Data excerpts:
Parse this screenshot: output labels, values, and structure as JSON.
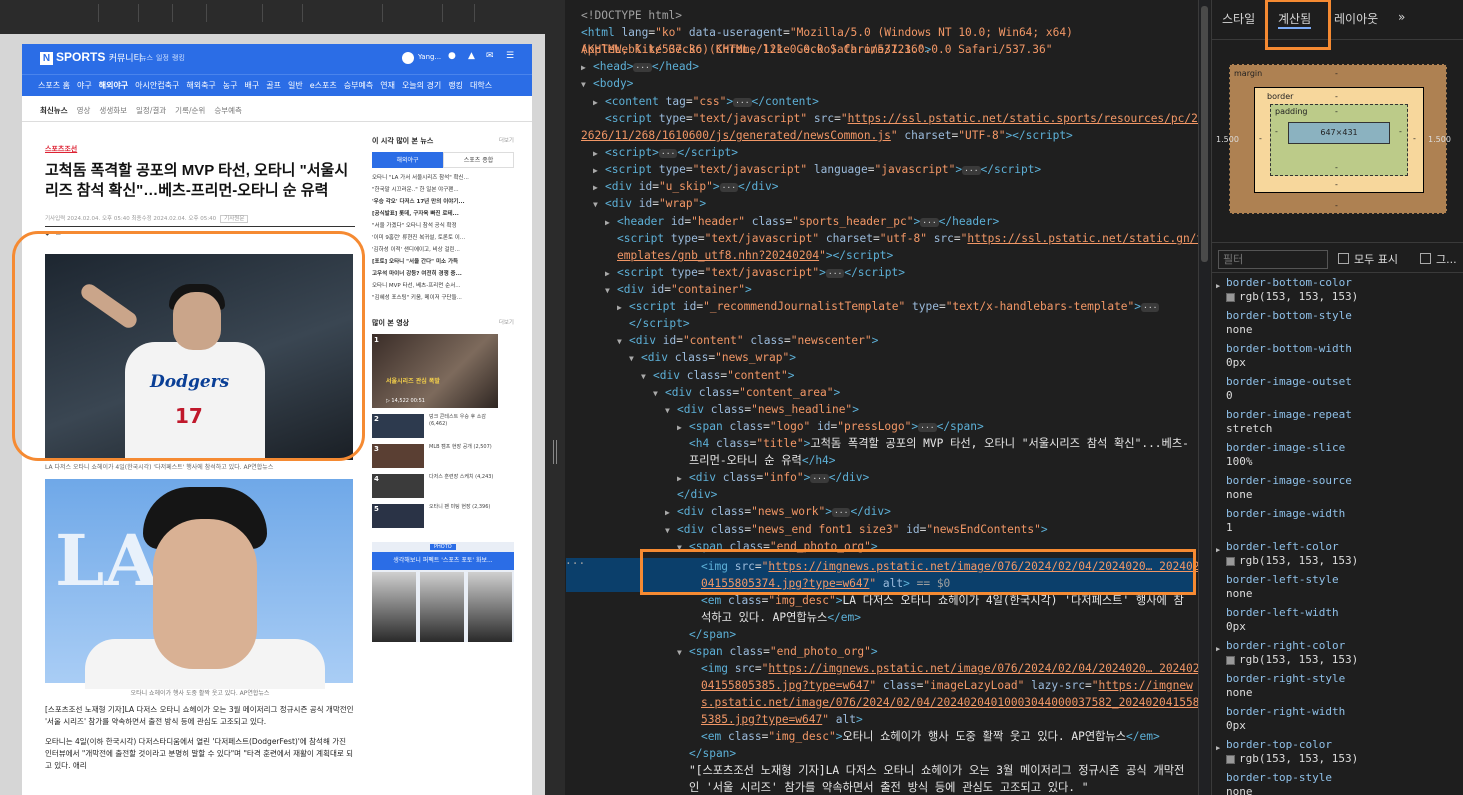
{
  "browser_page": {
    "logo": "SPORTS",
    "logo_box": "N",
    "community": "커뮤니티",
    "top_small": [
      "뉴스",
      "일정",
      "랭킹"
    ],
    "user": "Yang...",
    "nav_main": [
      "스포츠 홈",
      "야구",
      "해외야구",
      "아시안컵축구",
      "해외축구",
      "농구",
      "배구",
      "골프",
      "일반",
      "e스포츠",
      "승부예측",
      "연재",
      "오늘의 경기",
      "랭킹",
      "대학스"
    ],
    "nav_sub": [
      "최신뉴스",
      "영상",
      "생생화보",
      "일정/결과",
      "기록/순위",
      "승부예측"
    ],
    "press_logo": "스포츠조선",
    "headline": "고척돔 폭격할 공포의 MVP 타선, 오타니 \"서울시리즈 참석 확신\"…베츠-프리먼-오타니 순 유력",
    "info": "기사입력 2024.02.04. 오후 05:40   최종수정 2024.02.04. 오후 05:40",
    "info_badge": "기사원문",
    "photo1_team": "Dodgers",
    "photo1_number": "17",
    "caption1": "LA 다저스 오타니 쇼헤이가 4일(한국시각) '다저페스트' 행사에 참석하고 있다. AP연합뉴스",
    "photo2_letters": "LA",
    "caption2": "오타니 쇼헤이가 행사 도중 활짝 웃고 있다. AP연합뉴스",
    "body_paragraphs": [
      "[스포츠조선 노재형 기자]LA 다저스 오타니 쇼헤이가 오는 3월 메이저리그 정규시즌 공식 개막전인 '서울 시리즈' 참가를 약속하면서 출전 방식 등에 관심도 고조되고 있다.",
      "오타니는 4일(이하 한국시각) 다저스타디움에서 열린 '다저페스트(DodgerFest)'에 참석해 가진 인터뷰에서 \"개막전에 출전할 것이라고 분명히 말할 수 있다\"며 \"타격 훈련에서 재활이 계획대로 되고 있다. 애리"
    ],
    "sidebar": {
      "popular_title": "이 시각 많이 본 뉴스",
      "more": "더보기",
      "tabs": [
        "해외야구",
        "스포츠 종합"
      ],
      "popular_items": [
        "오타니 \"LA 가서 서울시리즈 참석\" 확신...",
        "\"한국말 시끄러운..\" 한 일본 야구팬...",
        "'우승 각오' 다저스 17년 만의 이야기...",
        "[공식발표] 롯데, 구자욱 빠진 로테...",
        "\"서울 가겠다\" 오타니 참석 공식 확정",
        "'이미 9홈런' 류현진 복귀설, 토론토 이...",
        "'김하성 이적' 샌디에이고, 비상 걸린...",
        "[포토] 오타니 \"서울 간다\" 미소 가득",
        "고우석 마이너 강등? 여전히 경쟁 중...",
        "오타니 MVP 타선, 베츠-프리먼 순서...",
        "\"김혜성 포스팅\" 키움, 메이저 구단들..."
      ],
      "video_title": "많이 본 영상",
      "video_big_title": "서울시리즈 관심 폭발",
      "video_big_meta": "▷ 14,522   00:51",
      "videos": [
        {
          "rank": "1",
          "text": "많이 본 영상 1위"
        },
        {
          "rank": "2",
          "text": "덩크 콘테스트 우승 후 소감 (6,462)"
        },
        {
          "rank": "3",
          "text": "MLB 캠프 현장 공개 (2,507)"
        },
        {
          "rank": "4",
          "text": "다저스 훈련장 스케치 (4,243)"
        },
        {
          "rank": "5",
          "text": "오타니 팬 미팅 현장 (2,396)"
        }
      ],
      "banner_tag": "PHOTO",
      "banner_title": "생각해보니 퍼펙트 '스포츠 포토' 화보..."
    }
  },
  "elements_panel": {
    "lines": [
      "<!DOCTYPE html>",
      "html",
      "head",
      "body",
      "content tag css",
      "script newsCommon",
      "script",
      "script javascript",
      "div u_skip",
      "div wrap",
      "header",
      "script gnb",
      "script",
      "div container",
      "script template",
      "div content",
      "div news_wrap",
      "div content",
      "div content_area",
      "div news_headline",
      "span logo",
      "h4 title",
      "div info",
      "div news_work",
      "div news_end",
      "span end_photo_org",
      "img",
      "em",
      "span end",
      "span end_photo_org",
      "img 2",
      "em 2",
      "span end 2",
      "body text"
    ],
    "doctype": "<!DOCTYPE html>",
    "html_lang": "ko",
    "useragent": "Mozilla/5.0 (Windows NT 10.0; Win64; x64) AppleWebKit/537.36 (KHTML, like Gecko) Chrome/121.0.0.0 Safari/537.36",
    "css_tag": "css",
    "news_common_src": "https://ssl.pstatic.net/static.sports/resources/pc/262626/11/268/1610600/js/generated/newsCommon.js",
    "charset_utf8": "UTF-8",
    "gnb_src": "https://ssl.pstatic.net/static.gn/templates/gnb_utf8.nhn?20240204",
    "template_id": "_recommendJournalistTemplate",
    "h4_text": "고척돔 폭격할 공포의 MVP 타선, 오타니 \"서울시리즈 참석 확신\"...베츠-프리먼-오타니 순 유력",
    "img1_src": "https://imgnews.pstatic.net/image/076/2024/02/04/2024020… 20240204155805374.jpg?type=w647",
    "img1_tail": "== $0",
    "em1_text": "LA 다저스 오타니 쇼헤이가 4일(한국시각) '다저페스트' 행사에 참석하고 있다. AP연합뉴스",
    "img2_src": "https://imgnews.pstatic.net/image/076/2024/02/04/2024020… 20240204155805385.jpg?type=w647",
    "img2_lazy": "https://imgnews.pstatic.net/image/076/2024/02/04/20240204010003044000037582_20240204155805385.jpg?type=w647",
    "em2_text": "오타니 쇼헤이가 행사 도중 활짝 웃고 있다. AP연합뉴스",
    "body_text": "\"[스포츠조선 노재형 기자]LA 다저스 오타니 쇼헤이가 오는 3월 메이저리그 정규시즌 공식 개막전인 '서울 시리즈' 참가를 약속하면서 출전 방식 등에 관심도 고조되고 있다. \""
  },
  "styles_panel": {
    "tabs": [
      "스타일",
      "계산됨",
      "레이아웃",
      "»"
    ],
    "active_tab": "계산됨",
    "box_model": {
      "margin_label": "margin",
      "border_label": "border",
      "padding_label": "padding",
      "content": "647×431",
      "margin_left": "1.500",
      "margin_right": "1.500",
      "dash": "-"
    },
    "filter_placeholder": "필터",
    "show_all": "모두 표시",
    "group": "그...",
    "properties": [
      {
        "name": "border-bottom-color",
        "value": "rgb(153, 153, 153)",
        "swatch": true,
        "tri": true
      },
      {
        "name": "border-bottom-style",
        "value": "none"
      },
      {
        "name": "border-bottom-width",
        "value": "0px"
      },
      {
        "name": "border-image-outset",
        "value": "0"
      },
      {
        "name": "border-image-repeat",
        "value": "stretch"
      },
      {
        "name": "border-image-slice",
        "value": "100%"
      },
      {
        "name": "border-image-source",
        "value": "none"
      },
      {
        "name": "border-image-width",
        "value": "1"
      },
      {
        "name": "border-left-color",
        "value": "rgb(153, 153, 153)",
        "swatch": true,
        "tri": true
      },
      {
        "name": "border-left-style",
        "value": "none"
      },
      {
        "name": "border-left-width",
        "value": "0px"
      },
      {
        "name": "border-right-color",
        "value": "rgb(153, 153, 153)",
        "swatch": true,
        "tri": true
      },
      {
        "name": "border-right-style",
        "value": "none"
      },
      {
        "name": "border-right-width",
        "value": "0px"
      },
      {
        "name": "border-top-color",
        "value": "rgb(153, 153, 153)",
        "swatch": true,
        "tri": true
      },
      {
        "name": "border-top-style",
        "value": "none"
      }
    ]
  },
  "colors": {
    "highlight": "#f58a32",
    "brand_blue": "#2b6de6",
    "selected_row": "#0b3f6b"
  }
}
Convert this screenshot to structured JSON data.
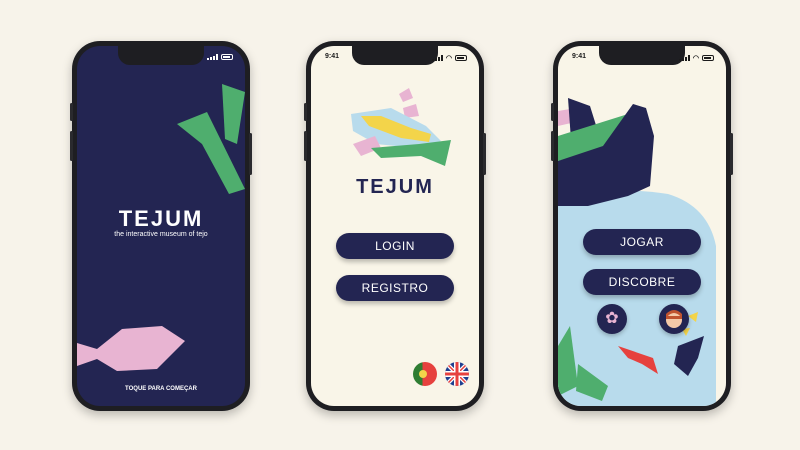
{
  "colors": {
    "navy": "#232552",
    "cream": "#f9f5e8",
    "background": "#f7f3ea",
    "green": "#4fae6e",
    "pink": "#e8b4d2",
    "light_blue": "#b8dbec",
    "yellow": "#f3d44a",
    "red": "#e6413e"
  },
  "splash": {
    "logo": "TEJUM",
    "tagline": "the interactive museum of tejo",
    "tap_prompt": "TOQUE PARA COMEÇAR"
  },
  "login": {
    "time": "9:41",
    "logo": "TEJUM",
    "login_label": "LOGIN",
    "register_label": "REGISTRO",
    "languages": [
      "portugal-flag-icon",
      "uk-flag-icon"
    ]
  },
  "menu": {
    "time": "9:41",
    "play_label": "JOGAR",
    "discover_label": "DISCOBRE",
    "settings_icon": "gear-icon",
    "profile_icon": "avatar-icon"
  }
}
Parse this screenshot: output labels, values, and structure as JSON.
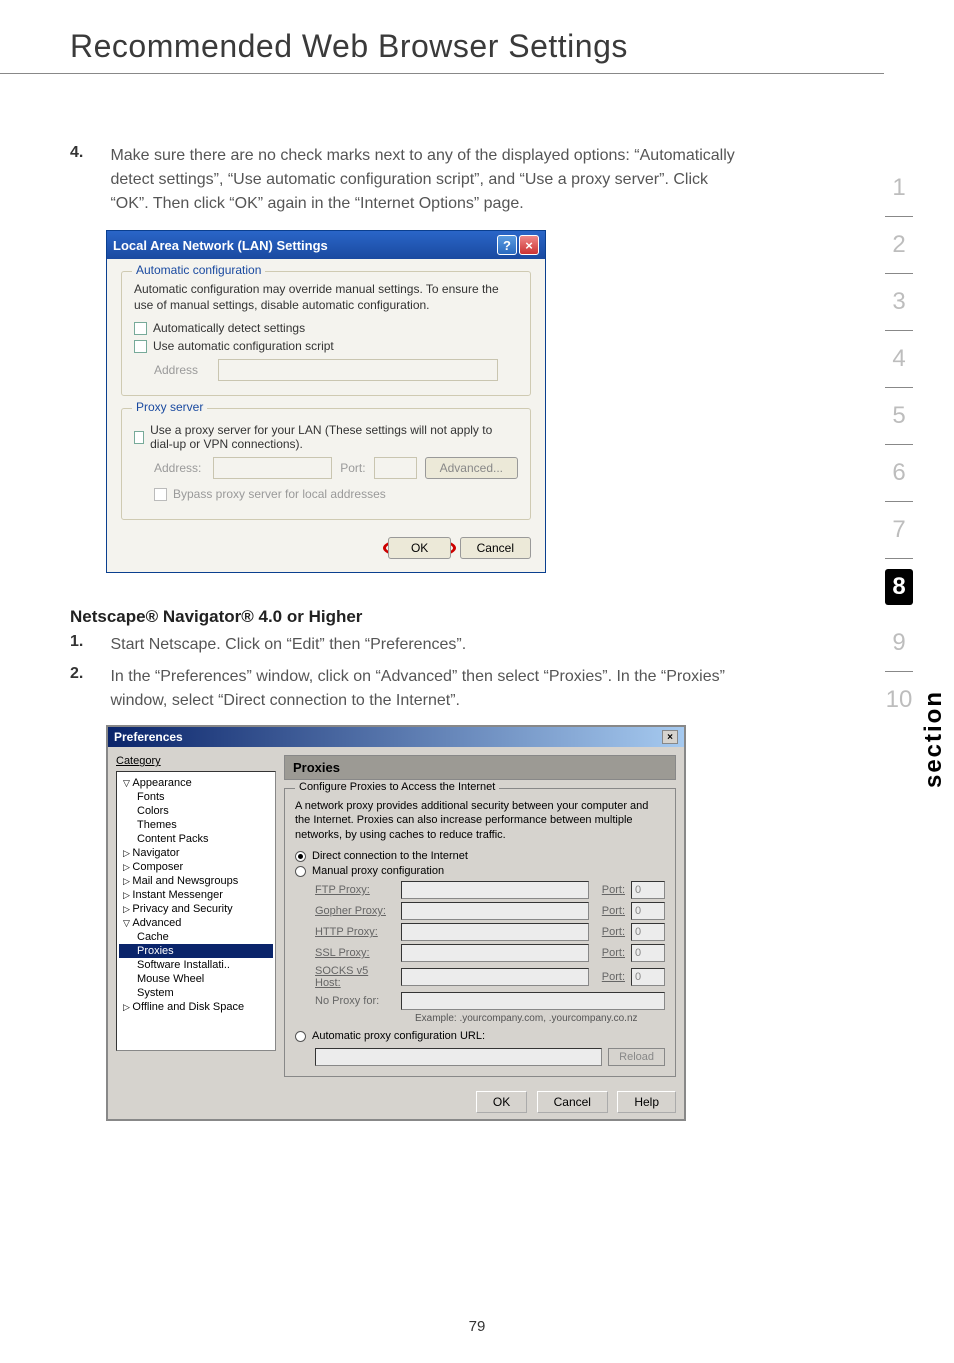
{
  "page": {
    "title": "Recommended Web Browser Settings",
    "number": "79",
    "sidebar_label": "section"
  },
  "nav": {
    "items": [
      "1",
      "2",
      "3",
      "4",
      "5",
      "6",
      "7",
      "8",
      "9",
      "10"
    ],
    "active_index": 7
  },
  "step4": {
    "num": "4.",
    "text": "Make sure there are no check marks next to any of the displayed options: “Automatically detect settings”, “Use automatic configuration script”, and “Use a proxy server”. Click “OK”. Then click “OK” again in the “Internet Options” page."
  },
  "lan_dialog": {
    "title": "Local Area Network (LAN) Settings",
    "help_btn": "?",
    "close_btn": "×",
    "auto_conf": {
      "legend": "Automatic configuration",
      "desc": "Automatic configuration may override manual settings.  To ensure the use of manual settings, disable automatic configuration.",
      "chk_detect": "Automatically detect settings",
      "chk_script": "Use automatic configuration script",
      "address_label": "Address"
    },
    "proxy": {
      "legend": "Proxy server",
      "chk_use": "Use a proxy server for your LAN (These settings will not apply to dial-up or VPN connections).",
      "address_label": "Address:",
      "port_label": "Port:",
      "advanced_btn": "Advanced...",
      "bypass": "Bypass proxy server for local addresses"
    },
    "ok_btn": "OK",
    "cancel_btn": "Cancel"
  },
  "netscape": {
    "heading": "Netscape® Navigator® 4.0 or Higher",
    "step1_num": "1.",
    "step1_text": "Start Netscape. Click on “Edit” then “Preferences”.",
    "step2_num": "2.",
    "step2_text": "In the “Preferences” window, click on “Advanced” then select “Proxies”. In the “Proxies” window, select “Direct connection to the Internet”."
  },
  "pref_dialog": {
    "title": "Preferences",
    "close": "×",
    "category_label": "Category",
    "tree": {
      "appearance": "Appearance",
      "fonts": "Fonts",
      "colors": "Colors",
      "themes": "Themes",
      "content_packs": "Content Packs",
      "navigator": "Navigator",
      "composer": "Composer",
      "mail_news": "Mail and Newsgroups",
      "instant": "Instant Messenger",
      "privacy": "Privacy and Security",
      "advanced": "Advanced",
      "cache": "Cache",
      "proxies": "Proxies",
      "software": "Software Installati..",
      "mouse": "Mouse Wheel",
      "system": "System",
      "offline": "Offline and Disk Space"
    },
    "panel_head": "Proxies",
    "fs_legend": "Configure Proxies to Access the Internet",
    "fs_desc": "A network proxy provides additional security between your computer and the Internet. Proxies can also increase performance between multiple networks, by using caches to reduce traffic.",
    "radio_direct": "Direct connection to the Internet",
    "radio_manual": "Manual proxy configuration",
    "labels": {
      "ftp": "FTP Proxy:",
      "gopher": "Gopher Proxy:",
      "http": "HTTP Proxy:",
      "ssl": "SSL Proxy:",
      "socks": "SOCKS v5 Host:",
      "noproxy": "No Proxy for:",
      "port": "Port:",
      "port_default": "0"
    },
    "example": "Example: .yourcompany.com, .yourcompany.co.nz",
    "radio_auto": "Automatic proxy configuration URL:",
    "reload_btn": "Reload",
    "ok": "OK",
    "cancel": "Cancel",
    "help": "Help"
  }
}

Exercise:
State the number of lines above that hold the string "다저페스트", with nothing added.

Task answer:
3